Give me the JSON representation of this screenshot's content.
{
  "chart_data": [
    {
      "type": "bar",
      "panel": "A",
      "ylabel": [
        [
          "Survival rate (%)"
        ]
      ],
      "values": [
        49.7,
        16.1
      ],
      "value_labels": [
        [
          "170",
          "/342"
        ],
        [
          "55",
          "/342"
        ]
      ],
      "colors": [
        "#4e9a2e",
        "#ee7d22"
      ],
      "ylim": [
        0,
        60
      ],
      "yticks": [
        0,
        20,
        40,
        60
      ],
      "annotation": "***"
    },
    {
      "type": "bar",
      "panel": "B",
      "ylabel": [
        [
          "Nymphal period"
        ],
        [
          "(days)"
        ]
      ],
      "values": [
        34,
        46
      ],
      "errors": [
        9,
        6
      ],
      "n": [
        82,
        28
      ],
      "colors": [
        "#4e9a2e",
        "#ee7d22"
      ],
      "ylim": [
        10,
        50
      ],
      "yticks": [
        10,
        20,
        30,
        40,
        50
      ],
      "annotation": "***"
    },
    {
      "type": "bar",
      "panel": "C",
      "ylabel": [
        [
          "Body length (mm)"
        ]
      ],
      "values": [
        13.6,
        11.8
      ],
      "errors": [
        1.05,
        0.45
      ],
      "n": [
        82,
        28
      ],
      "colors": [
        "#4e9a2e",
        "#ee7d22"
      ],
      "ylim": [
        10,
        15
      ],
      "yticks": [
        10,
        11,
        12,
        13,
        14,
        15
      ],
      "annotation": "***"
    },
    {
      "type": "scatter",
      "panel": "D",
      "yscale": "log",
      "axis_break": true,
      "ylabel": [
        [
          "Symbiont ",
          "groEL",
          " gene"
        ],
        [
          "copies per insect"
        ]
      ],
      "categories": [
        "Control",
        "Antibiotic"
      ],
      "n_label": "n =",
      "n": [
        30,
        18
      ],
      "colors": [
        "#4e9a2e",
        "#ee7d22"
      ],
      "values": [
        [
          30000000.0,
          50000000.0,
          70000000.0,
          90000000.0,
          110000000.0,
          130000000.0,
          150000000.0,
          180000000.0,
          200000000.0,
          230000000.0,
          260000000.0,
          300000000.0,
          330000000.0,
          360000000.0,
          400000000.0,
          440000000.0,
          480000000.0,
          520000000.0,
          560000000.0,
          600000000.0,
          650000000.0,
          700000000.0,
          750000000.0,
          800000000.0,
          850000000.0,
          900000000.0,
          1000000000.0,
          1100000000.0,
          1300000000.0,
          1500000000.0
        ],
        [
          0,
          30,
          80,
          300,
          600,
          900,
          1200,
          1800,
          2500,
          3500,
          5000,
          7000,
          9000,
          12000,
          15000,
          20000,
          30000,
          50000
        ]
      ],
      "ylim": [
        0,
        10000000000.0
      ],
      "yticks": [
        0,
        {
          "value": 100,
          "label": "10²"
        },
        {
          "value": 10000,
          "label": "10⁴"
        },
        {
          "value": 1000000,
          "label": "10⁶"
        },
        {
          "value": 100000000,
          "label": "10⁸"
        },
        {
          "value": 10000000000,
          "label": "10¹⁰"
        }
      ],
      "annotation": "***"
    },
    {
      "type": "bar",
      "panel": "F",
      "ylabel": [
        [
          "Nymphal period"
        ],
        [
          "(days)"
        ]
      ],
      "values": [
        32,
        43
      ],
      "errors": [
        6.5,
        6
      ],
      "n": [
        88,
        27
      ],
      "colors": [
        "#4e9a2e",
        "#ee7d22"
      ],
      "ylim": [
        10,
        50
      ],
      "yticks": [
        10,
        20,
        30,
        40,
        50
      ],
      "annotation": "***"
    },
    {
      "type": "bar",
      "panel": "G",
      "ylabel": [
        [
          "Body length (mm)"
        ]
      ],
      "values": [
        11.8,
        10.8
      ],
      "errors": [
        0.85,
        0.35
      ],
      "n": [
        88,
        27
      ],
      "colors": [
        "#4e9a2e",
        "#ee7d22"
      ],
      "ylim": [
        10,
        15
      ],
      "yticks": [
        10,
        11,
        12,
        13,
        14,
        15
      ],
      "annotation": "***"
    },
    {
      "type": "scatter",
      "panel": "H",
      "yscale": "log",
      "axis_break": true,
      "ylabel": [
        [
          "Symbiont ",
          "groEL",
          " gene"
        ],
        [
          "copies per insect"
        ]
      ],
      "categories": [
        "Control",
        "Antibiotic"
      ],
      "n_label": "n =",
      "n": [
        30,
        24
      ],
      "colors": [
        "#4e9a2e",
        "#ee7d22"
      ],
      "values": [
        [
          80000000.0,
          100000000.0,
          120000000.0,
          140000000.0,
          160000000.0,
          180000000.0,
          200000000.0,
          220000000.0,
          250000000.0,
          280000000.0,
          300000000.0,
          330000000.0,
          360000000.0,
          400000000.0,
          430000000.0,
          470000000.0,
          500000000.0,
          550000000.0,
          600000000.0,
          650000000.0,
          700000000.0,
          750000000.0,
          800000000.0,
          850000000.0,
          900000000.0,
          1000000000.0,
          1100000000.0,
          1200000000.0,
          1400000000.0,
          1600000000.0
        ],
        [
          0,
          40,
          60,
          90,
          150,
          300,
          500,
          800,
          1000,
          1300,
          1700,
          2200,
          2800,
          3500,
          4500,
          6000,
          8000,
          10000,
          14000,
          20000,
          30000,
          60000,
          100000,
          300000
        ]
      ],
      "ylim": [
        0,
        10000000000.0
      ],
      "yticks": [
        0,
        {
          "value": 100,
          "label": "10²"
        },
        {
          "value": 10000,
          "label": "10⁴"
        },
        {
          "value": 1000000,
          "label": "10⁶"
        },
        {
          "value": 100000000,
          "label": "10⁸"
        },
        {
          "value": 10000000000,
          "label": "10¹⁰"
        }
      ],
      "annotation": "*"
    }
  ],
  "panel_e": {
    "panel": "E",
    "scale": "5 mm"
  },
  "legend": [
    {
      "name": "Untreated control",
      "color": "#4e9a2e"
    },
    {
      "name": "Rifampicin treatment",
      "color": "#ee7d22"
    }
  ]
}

****************

#### TASK PROMPT
Write out every entry exactly as given.

#### FULL RESPONSE
Give me the JSON representation of this screenshot's content.
{
  "chart_data": [
    {
      "type": "bar",
      "panel": "A",
      "ylabel": [
        [
          "Survival rate (%)"
        ]
      ],
      "values": [
        49.7,
        16.1
      ],
      "value_labels": [
        [
          "170",
          "/342"
        ],
        [
          "55",
          "/342"
        ]
      ],
      "colors": [
        "#4e9a2e",
        "#ee7d22"
      ],
      "ylim": [
        0,
        60
      ],
      "yticks": [
        0,
        20,
        40,
        60
      ],
      "annotation": "***"
    },
    {
      "type": "bar",
      "panel": "B",
      "ylabel": [
        [
          "Nymphal period"
        ],
        [
          "(days)"
        ]
      ],
      "values": [
        34,
        46
      ],
      "errors": [
        9,
        6
      ],
      "n": [
        82,
        28
      ],
      "colors": [
        "#4e9a2e",
        "#ee7d22"
      ],
      "ylim": [
        10,
        50
      ],
      "yticks": [
        10,
        20,
        30,
        40,
        50
      ],
      "annotation": "***"
    },
    {
      "type": "bar",
      "panel": "C",
      "ylabel": [
        [
          "Body length (mm)"
        ]
      ],
      "values": [
        13.6,
        11.8
      ],
      "errors": [
        1.05,
        0.45
      ],
      "n": [
        82,
        28
      ],
      "colors": [
        "#4e9a2e",
        "#ee7d22"
      ],
      "ylim": [
        10,
        15
      ],
      "yticks": [
        10,
        11,
        12,
        13,
        14,
        15
      ],
      "annotation": "***"
    },
    {
      "type": "scatter",
      "panel": "D",
      "yscale": "log",
      "axis_break": true,
      "ylabel": [
        [
          "Symbiont ",
          "groEL",
          " gene"
        ],
        [
          "copies per insect"
        ]
      ],
      "categories": [
        "Control",
        "Antibiotic"
      ],
      "n_label": "n =",
      "n": [
        30,
        18
      ],
      "colors": [
        "#4e9a2e",
        "#ee7d22"
      ],
      "values": [
        [
          30000000.0,
          50000000.0,
          70000000.0,
          90000000.0,
          110000000.0,
          130000000.0,
          150000000.0,
          180000000.0,
          200000000.0,
          230000000.0,
          260000000.0,
          300000000.0,
          330000000.0,
          360000000.0,
          400000000.0,
          440000000.0,
          480000000.0,
          520000000.0,
          560000000.0,
          600000000.0,
          650000000.0,
          700000000.0,
          750000000.0,
          800000000.0,
          850000000.0,
          900000000.0,
          1000000000.0,
          1100000000.0,
          1300000000.0,
          1500000000.0
        ],
        [
          0,
          30,
          80,
          300,
          600,
          900,
          1200,
          1800,
          2500,
          3500,
          5000,
          7000,
          9000,
          12000,
          15000,
          20000,
          30000,
          50000
        ]
      ],
      "ylim": [
        0,
        10000000000.0
      ],
      "yticks": [
        0,
        {
          "value": 100,
          "label": "10²"
        },
        {
          "value": 10000,
          "label": "10⁴"
        },
        {
          "value": 1000000,
          "label": "10⁶"
        },
        {
          "value": 100000000,
          "label": "10⁸"
        },
        {
          "value": 10000000000,
          "label": "10¹⁰"
        }
      ],
      "annotation": "***"
    },
    {
      "type": "bar",
      "panel": "F",
      "ylabel": [
        [
          "Nymphal period"
        ],
        [
          "(days)"
        ]
      ],
      "values": [
        32,
        43
      ],
      "errors": [
        6.5,
        6
      ],
      "n": [
        88,
        27
      ],
      "colors": [
        "#4e9a2e",
        "#ee7d22"
      ],
      "ylim": [
        10,
        50
      ],
      "yticks": [
        10,
        20,
        30,
        40,
        50
      ],
      "annotation": "***"
    },
    {
      "type": "bar",
      "panel": "G",
      "ylabel": [
        [
          "Body length (mm)"
        ]
      ],
      "values": [
        11.8,
        10.8
      ],
      "errors": [
        0.85,
        0.35
      ],
      "n": [
        88,
        27
      ],
      "colors": [
        "#4e9a2e",
        "#ee7d22"
      ],
      "ylim": [
        10,
        15
      ],
      "yticks": [
        10,
        11,
        12,
        13,
        14,
        15
      ],
      "annotation": "***"
    },
    {
      "type": "scatter",
      "panel": "H",
      "yscale": "log",
      "axis_break": true,
      "ylabel": [
        [
          "Symbiont ",
          "groEL",
          " gene"
        ],
        [
          "copies per insect"
        ]
      ],
      "categories": [
        "Control",
        "Antibiotic"
      ],
      "n_label": "n =",
      "n": [
        30,
        24
      ],
      "colors": [
        "#4e9a2e",
        "#ee7d22"
      ],
      "values": [
        [
          80000000.0,
          100000000.0,
          120000000.0,
          140000000.0,
          160000000.0,
          180000000.0,
          200000000.0,
          220000000.0,
          250000000.0,
          280000000.0,
          300000000.0,
          330000000.0,
          360000000.0,
          400000000.0,
          430000000.0,
          470000000.0,
          500000000.0,
          550000000.0,
          600000000.0,
          650000000.0,
          700000000.0,
          750000000.0,
          800000000.0,
          850000000.0,
          900000000.0,
          1000000000.0,
          1100000000.0,
          1200000000.0,
          1400000000.0,
          1600000000.0
        ],
        [
          0,
          40,
          60,
          90,
          150,
          300,
          500,
          800,
          1000,
          1300,
          1700,
          2200,
          2800,
          3500,
          4500,
          6000,
          8000,
          10000,
          14000,
          20000,
          30000,
          60000,
          100000,
          300000
        ]
      ],
      "ylim": [
        0,
        10000000000.0
      ],
      "yticks": [
        0,
        {
          "value": 100,
          "label": "10²"
        },
        {
          "value": 10000,
          "label": "10⁴"
        },
        {
          "value": 1000000,
          "label": "10⁶"
        },
        {
          "value": 100000000,
          "label": "10⁸"
        },
        {
          "value": 10000000000,
          "label": "10¹⁰"
        }
      ],
      "annotation": "*"
    }
  ],
  "panel_e": {
    "panel": "E",
    "scale": "5 mm"
  },
  "legend": [
    {
      "name": "Untreated control",
      "color": "#4e9a2e"
    },
    {
      "name": "Rifampicin treatment",
      "color": "#ee7d22"
    }
  ]
}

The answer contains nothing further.